### Task statement
Can you transcribe the records exactly, starting at the line containing "month-header-7: авг [766, 304, 781, 315]" and ending at the line containing "year-total: 112.05% [963, 331, 1002, 342]", with both of those lines included?
■ ■ ■ ■ ■ ■ ■
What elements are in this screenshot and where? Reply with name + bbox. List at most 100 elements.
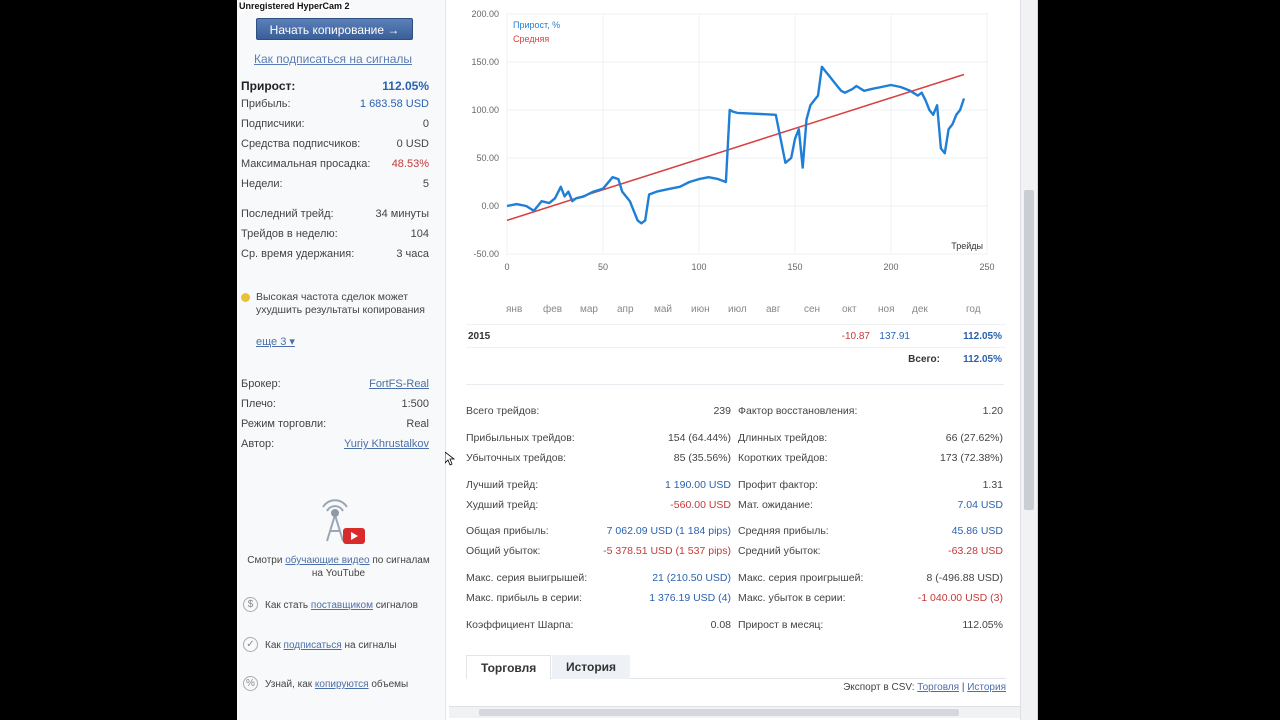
month-header-7: авг [766, 304, 781, 315]
month-header-8: сен [804, 304, 821, 315]
author-link[interactable]: Yuriy Khrustalkov [344, 438, 429, 450]
stat-label: Максимальная просадка: [241, 158, 371, 170]
scroll-thumb[interactable] [1024, 190, 1034, 510]
stat-label: Коротких трейдов: [738, 452, 828, 464]
x-axis-label: Трейды [951, 241, 983, 251]
warning-icon [241, 293, 250, 302]
help-text: объемы [371, 679, 409, 690]
year-total: 112.05% [963, 331, 1002, 342]
mouse-cursor-icon [445, 452, 455, 466]
broker-link[interactable]: FortFS-Real [369, 378, 429, 390]
stat-label: Мат. ожидание: [738, 499, 813, 511]
stat-max-drawdown: Максимальная просадка: 48.53% [241, 158, 429, 170]
export-separator: | [961, 682, 965, 693]
howto-subscribe-link[interactable]: Как подписаться на сигналы [254, 52, 412, 66]
month-header-9: окт [842, 304, 857, 315]
stat-weeks: Недели: 5 [241, 178, 429, 190]
vertical-scrollbar[interactable] [1020, 0, 1037, 720]
stat-label: Общая прибыль: [466, 525, 549, 537]
subscribe-link[interactable]: подписаться [283, 640, 342, 651]
stat-avg-hold: Ср. время удержания: 3 часа [241, 248, 429, 260]
x-tick-label: 150 [787, 262, 802, 272]
stat-row: Макс. прибыль в серии: 1 376.19 USD (4) [466, 592, 731, 604]
stat-row: Лучший трейд: 1 190.00 USD [466, 479, 731, 491]
tab-history[interactable]: История [552, 655, 631, 679]
stat-value: 104 [410, 228, 429, 240]
stat-value: 8 (-496.88 USD) [926, 572, 1003, 584]
month-value-oct: -10.87 [841, 331, 870, 342]
stat-value: 66 (27.62%) [945, 432, 1003, 444]
author-label: Автор: [241, 438, 275, 450]
stat-label: Прибыльных трейдов: [466, 432, 575, 444]
stat-label: Прирост: [241, 79, 296, 93]
y-tick-label: 100.00 [471, 105, 499, 115]
horizontal-scrollbar[interactable] [449, 706, 1020, 718]
stat-value: -560.00 USD [670, 499, 731, 511]
total-row: Всего: 112.05% [466, 352, 1006, 376]
stat-row: Мат. ожидание: 7.04 USD [738, 499, 1003, 511]
stat-subscriber-funds: Средства подписчиков: 0 USD [241, 138, 429, 150]
y-tick-label: 150.00 [471, 57, 499, 67]
help-text: Как стать [265, 600, 309, 611]
export-trade-link[interactable]: Торговля [917, 682, 960, 693]
start-copy-button[interactable]: Начать копирование → [256, 18, 413, 40]
x-tick-label: 250 [979, 262, 994, 272]
more-warnings-link[interactable]: еще 3 ▾ [256, 336, 295, 348]
stat-value: 45.86 USD [951, 525, 1003, 537]
signal-details: -50.00 0.00 50.00 100.00 150.00 200.00 0 50 100 1… [449, 0, 1024, 720]
stat-row: Фактор восстановления: 1.20 [738, 405, 1003, 417]
total-label: Всего: [908, 354, 940, 365]
stat-row: Прирост в месяц: 112.05% [738, 619, 1003, 631]
stat-value: -1 040.00 USD (3) [917, 592, 1003, 604]
divider [466, 384, 1004, 385]
stat-label: Средний убыток: [738, 545, 821, 557]
stat-label: Макс. серия выигрышей: [466, 572, 588, 584]
stat-label: Прирост в месяц: [738, 619, 824, 631]
legend-average: Средняя [513, 34, 549, 44]
stat-label: Фактор восстановления: [738, 405, 858, 417]
stat-value: 3 часа [396, 248, 429, 260]
stat-value: 1.31 [982, 479, 1003, 491]
stat-value: -63.28 USD [948, 545, 1003, 557]
x-tick-label: 50 [598, 262, 608, 272]
stat-label: Всего трейдов: [466, 405, 540, 417]
month-header-6: июл [728, 304, 747, 315]
volumes-link[interactable]: копируются [314, 679, 369, 690]
stat-label: Макс. прибыль в серии: [466, 592, 583, 604]
recorder-watermark: Unregistered HyperCam 2 [239, 1, 350, 11]
stat-row: Макс. серия проигрышей: 8 (-496.88 USD) [738, 572, 1003, 584]
stat-value: 1 683.58 USD [359, 98, 429, 110]
x-tick-label: 0 [504, 262, 509, 272]
leverage-row: Плечо: 1:500 [241, 398, 429, 410]
help-become-provider: $ Как стать поставщиком сигналов [243, 597, 443, 612]
y-tick-label: -50.00 [473, 249, 499, 259]
stat-value: -5 378.51 USD (1 537 pips) [603, 545, 731, 557]
total-value: 112.05% [963, 354, 1002, 365]
x-tick-label: 100 [691, 262, 706, 272]
series-growth-line [506, 65, 966, 225]
provider-link[interactable]: поставщиком [310, 600, 373, 611]
help-subscribe: ✓ Как подписаться на сигналы [243, 637, 443, 652]
stat-value: 1 376.19 USD (4) [649, 592, 731, 604]
tab-trading[interactable]: Торговля [466, 655, 552, 679]
stat-value: 7 062.09 USD (1 184 pips) [606, 525, 731, 537]
stat-label: Макс. серия проигрышей: [738, 572, 864, 584]
dollar-icon: $ [243, 597, 258, 612]
export-history-link[interactable]: История [967, 682, 1006, 693]
youtube-caption: Смотри обучающие видео по сигналам на Yo… [241, 554, 436, 580]
stat-value: 34 минуты [375, 208, 429, 220]
yt-caption-pre: Смотри [247, 555, 283, 566]
growth-chart: -50.00 0.00 50.00 100.00 150.00 200.00 0 50 100 1… [471, 9, 994, 272]
stat-profit: Прибыль: 1 683.58 USD [241, 98, 429, 110]
stat-value: 154 (64.44%) [667, 432, 731, 444]
youtube-video-icon[interactable] [309, 489, 369, 549]
stat-row: Убыточных трейдов: 85 (35.56%) [466, 452, 731, 464]
scroll-thumb[interactable] [479, 709, 959, 716]
stat-label: Коэффициент Шарпа: [466, 619, 574, 631]
stat-value: 112.05% [962, 619, 1003, 631]
tutorial-videos-link[interactable]: обучающие видео [285, 555, 370, 566]
stat-label: Убыточных трейдов: [466, 452, 567, 464]
help-text: на сигналы [344, 640, 397, 651]
warning-text: Высокая частота сделок может ухудшить ре… [256, 291, 425, 316]
stat-label: Худший трейд: [466, 499, 539, 511]
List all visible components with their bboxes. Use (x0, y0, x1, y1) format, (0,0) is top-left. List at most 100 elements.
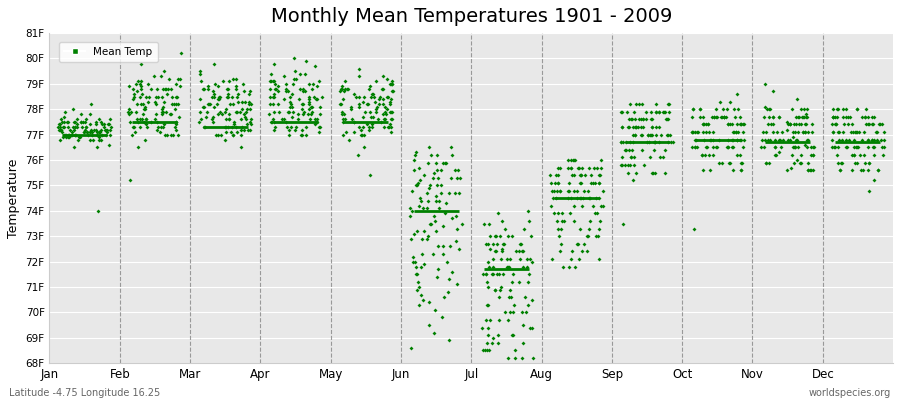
Point (361, 101, 375, 107)
Point (685, 129, 699, 135)
Point (243, 88, 257, 95)
Point (243, 126, 257, 133)
Point (783, 121, 797, 128)
Point (406, 253, 420, 260)
Point (734, 121, 748, 128)
Point (78, 124, 93, 130)
Point (60, 124, 75, 130)
Point (226, 132, 240, 138)
Point (241, 91, 256, 97)
Point (234, 132, 248, 138)
Point (422, 185, 436, 191)
Point (92, 136, 106, 143)
Point (241, 101, 256, 107)
Point (369, 108, 383, 115)
Point (488, 286, 502, 293)
Point (241, 126, 256, 133)
Point (587, 164, 601, 171)
Point (93, 129, 107, 135)
Point (860, 121, 875, 128)
Point (784, 164, 798, 171)
Point (267, 91, 282, 97)
Point (416, 296, 430, 303)
Point (704, 136, 718, 143)
Point (454, 220, 469, 227)
Point (580, 248, 594, 255)
Point (436, 251, 450, 257)
Title: Monthly Mean Temperatures 1901 - 2009: Monthly Mean Temperatures 1901 - 2009 (271, 7, 672, 26)
Point (485, 271, 500, 278)
Point (133, 81, 148, 87)
Point (551, 180, 565, 186)
Point (700, 121, 715, 128)
Point (219, 129, 233, 135)
Point (236, 81, 250, 87)
Point (77, 129, 92, 135)
Point (632, 116, 646, 122)
Point (54, 126, 68, 133)
Point (295, 126, 310, 133)
Point (506, 271, 520, 278)
Point (490, 241, 504, 247)
Point (573, 180, 588, 186)
Point (140, 81, 155, 87)
Point (202, 101, 216, 107)
Point (84, 101, 98, 107)
Point (365, 121, 380, 128)
Point (127, 93, 141, 100)
Point (80, 129, 94, 135)
Point (855, 114, 869, 120)
Point (244, 116, 258, 122)
Point (137, 119, 151, 125)
Point (226, 76, 240, 82)
Point (365, 114, 380, 120)
Point (447, 190, 462, 196)
Point (566, 157, 580, 163)
Point (561, 187, 575, 194)
Point (491, 271, 506, 278)
Point (634, 101, 649, 107)
Point (522, 271, 536, 278)
Point (432, 205, 446, 212)
Point (662, 101, 676, 107)
Point (827, 144, 842, 150)
Point (63, 126, 77, 133)
Point (790, 136, 805, 143)
Point (586, 180, 600, 186)
Point (794, 152, 808, 158)
Point (160, 91, 175, 97)
Point (155, 111, 169, 118)
Point (357, 132, 372, 138)
Point (266, 126, 281, 133)
Point (860, 114, 875, 120)
Point (785, 106, 799, 112)
Point (790, 96, 805, 102)
Point (364, 124, 379, 130)
Point (442, 190, 456, 196)
Point (196, 104, 211, 110)
Point (561, 164, 575, 171)
Point (629, 101, 643, 107)
Point (792, 159, 806, 166)
Point (757, 144, 771, 150)
Point (284, 101, 298, 107)
Point (843, 129, 858, 135)
Legend: Mean Temp: Mean Temp (58, 42, 158, 62)
Point (575, 195, 590, 201)
Point (733, 121, 747, 128)
Point (136, 111, 150, 118)
Point (380, 93, 394, 100)
Point (355, 132, 369, 138)
Point (550, 187, 564, 194)
Point (421, 144, 436, 150)
Point (81, 132, 95, 138)
Point (428, 228, 443, 234)
Point (716, 114, 730, 120)
Point (421, 159, 436, 166)
Point (873, 121, 887, 128)
Point (798, 129, 813, 135)
Point (727, 129, 742, 135)
Point (771, 114, 786, 120)
Point (201, 101, 215, 107)
Point (615, 124, 629, 130)
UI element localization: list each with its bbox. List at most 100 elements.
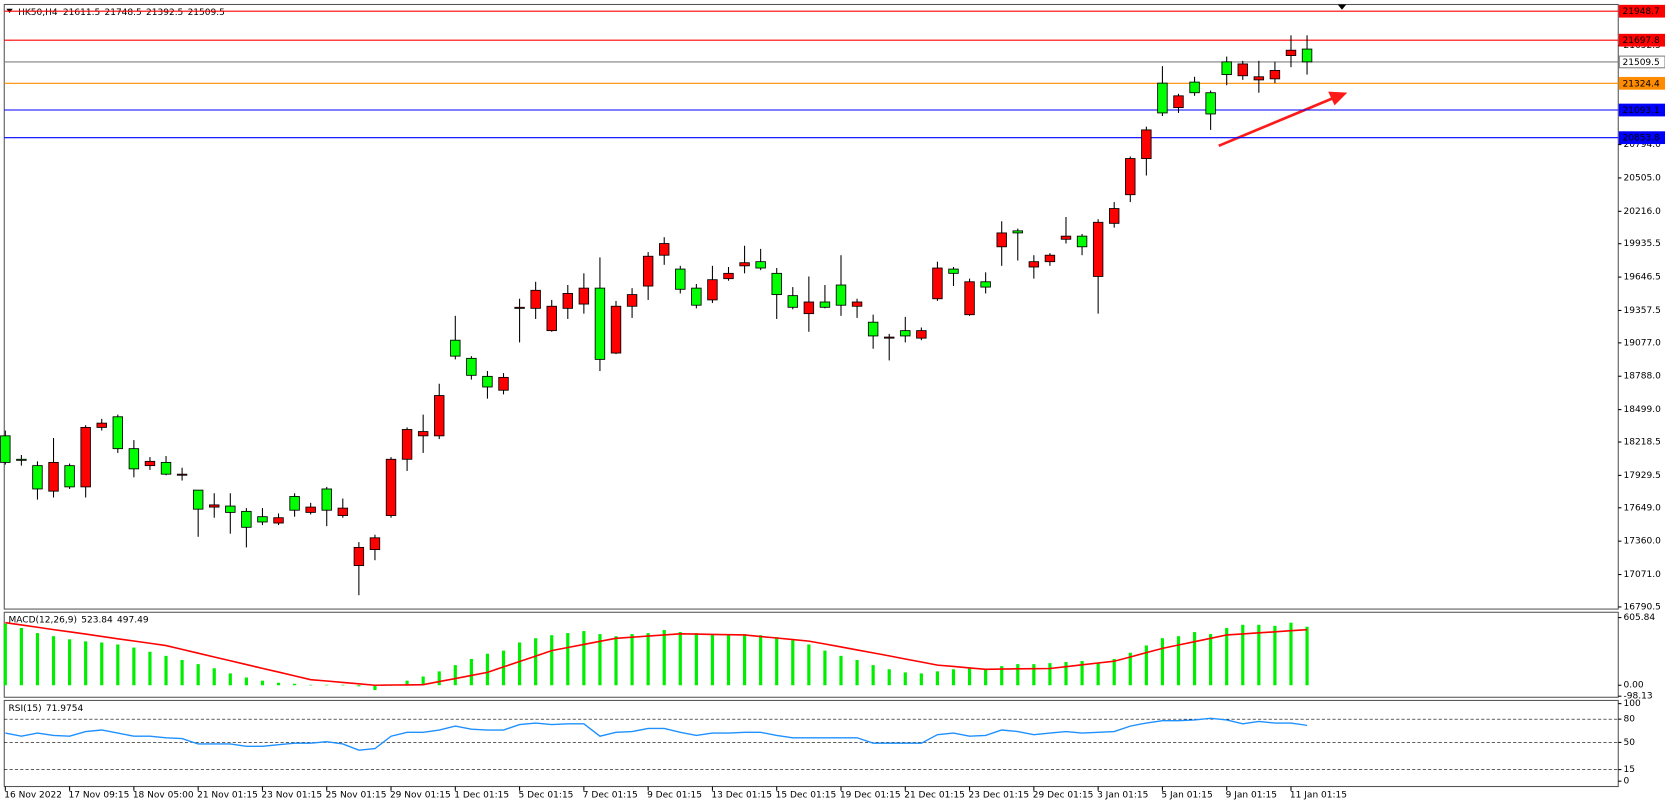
macd-bar [244,677,248,686]
macd-bar [148,651,152,686]
macd-bar [935,671,940,686]
macd-bar [550,635,554,686]
y-tick-label: 19935.5 [1624,239,1661,249]
candle-body [112,416,124,450]
x-tick-label: 11 Jan 01:15 [1290,791,1347,801]
candle-body [771,272,782,296]
level-label-box [1618,103,1665,117]
y-tick-label: 0 [1624,777,1630,787]
macd-bar [646,633,650,686]
candle-body [482,375,493,388]
macd-bar [1225,627,1229,686]
candle-body [257,516,268,523]
candle-body [932,267,943,300]
macd-bar [582,631,586,686]
y-tick-label: 100 [1624,699,1641,709]
macd-bar [1192,632,1197,686]
macd-bar [517,642,522,686]
candle-body [1269,70,1281,80]
macd-bar [694,633,698,686]
main-panel [3,3,1619,610]
macd-bar [1064,662,1068,686]
candle-body [369,537,381,551]
candle-body [498,376,509,391]
macd-bar [1176,636,1181,686]
candle-body [996,232,1007,248]
y-tick-label: 18218.5 [1624,438,1661,448]
candle-body [1028,261,1040,268]
macd-bar [68,639,72,686]
signal-line [5,621,1308,687]
level-label-box [1618,76,1665,90]
y-tick-label: 20216.0 [1624,207,1662,217]
macd-bar [405,680,409,686]
x-tick-label: 16 Nov 2022 [4,791,62,801]
macd-bar [357,685,361,687]
y-tick-label: 20794.0 [1624,140,1662,150]
macd-bar [630,634,634,686]
candle-body [160,461,172,475]
candle-body [1285,49,1297,56]
candle-body [1205,92,1216,115]
level-label: 20853.8 [1622,134,1660,144]
candle-body [835,284,847,306]
candle-body [546,305,557,332]
level-label-box [1618,131,1665,145]
x-tick-label: 21 Dec 01:15 [904,791,965,801]
candle-body [884,336,895,339]
candle-body [192,489,204,510]
y-tick-label: 17649.0 [1624,503,1662,513]
macd-bar [3,623,7,686]
candle-body [1221,61,1232,76]
candle-body [964,281,975,316]
header-close: 21509.5 [188,7,225,17]
candle-body [755,261,766,269]
macd-bar [598,634,602,686]
y-tick-label: 17360.0 [1624,537,1662,547]
candle-body [1157,82,1168,114]
macd-value: 523.84 [81,615,113,625]
candle-body [321,488,332,511]
macd-bar [421,676,425,686]
macd-bar [1112,658,1116,686]
macd-bar [453,665,457,686]
candle-body [417,431,429,437]
x-tick-label: 9 Dec 01:15 [647,791,702,801]
macd-bar [1016,664,1020,686]
candle-body [851,301,863,307]
macd-bar [1048,663,1052,686]
candle-body [1253,76,1265,81]
level-label: 21093.1 [1622,106,1659,116]
x-tick-label: 19 Dec 01:15 [840,791,901,801]
candle-body [819,301,831,308]
candle-body [16,458,27,461]
macd-bar [1032,664,1036,686]
macd-bar [1160,638,1165,686]
y-tick-label: 20505.0 [1624,173,1662,183]
candle-body [787,295,798,308]
rsi-title: RSI(15) [9,703,42,713]
macd-bar [469,658,473,686]
candle-body [241,510,252,528]
candle-body [80,426,91,488]
macd-bar [534,638,538,686]
macd-bar [1241,624,1245,686]
candle-body [867,321,879,337]
arrow-head [1328,91,1348,106]
macd-bar [791,640,795,686]
candle-body [1141,129,1152,159]
macd-bar [51,636,56,686]
macd-bar [839,655,843,686]
rsi-panel [3,699,1619,788]
candle-body [434,395,445,437]
candle-body [289,496,300,511]
x-tick-label: 23 Nov 01:15 [261,791,322,801]
candle-body [96,422,107,428]
macd-bar [19,627,23,686]
candle-body [385,458,397,516]
macd-bar [823,650,827,686]
level-label: 21948.7 [1622,7,1659,17]
candle-body [176,473,188,476]
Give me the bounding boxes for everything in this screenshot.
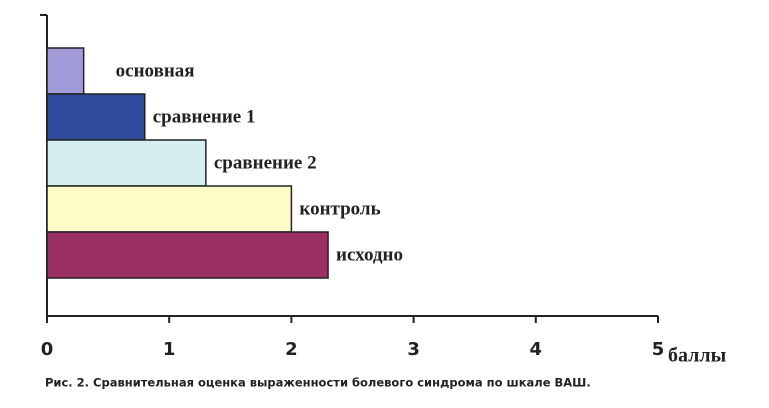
■ ■ ■ ■ ■ ■ ■
### Solution to this exercise
month-header-7: авг [766, 304, 781, 315]
month-header-8: сен [804, 304, 821, 315]
author-link[interactable]: Yuriy Khrustalkov [344, 438, 429, 450]
stat-label: Максимальная просадка: [241, 158, 371, 170]
scroll-thumb[interactable] [1024, 190, 1034, 510]
stat-label: Коротких трейдов: [738, 452, 828, 464]
x-axis-label: Трейды [951, 241, 983, 251]
warning-icon [241, 293, 250, 302]
help-text: объемы [371, 679, 409, 690]
year-total: 112.05% [963, 331, 1002, 342]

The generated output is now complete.